**Task description**
Copy out the listing that follows, exactly, without its pictures.

══ Available data ══

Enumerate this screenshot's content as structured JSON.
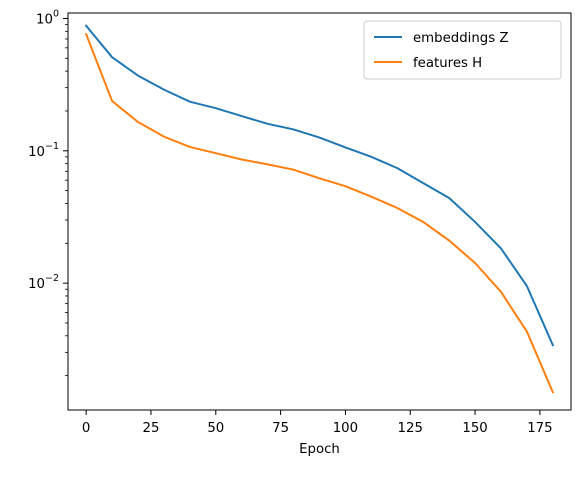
{
  "chart_data": {
    "type": "line",
    "title": "",
    "xlabel": "Epoch",
    "ylabel": "",
    "yscale": "log",
    "xlim": [
      -7,
      187
    ],
    "ylim": [
      0.0011,
      1.1
    ],
    "xticks": [
      0,
      25,
      50,
      75,
      100,
      125,
      150,
      175
    ],
    "yticks": [
      {
        "base": "10",
        "exp": "0",
        "value": 1
      },
      {
        "base": "10",
        "exp": "−1",
        "value": 0.1
      },
      {
        "base": "10",
        "exp": "−2",
        "value": 0.01
      }
    ],
    "grid": false,
    "legend_position": "top-right",
    "x": [
      0,
      10,
      20,
      30,
      40,
      50,
      60,
      70,
      80,
      90,
      100,
      110,
      120,
      130,
      140,
      150,
      160,
      170,
      180
    ],
    "series": [
      {
        "name": "embeddings Z",
        "color": "#1f77b4",
        "values": [
          0.88,
          0.51,
          0.37,
          0.29,
          0.235,
          0.21,
          0.183,
          0.16,
          0.145,
          0.126,
          0.106,
          0.09,
          0.074,
          0.057,
          0.044,
          0.029,
          0.0183,
          0.0095,
          0.0034
        ]
      },
      {
        "name": "features H",
        "color": "#ff7f0e",
        "values": [
          0.76,
          0.238,
          0.165,
          0.128,
          0.107,
          0.096,
          0.086,
          0.079,
          0.072,
          0.062,
          0.054,
          0.045,
          0.037,
          0.029,
          0.021,
          0.0142,
          0.0086,
          0.0043,
          0.0015
        ]
      }
    ]
  }
}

═══

**Solved problem**
Enumerate this screenshot's content as structured JSON.
{
  "chart_data": {
    "type": "line",
    "title": "",
    "xlabel": "Epoch",
    "ylabel": "",
    "yscale": "log",
    "xlim": [
      -7,
      187
    ],
    "ylim": [
      0.0011,
      1.1
    ],
    "xticks": [
      0,
      25,
      50,
      75,
      100,
      125,
      150,
      175
    ],
    "yticks": [
      {
        "base": "10",
        "exp": "0",
        "value": 1
      },
      {
        "base": "10",
        "exp": "−1",
        "value": 0.1
      },
      {
        "base": "10",
        "exp": "−2",
        "value": 0.01
      }
    ],
    "grid": false,
    "legend_position": "top-right",
    "x": [
      0,
      10,
      20,
      30,
      40,
      50,
      60,
      70,
      80,
      90,
      100,
      110,
      120,
      130,
      140,
      150,
      160,
      170,
      180
    ],
    "series": [
      {
        "name": "embeddings Z",
        "color": "#1f77b4",
        "values": [
          0.88,
          0.51,
          0.37,
          0.29,
          0.235,
          0.21,
          0.183,
          0.16,
          0.145,
          0.126,
          0.106,
          0.09,
          0.074,
          0.057,
          0.044,
          0.029,
          0.0183,
          0.0095,
          0.0034
        ]
      },
      {
        "name": "features H",
        "color": "#ff7f0e",
        "values": [
          0.76,
          0.238,
          0.165,
          0.128,
          0.107,
          0.096,
          0.086,
          0.079,
          0.072,
          0.062,
          0.054,
          0.045,
          0.037,
          0.029,
          0.021,
          0.0142,
          0.0086,
          0.0043,
          0.0015
        ]
      }
    ]
  }
}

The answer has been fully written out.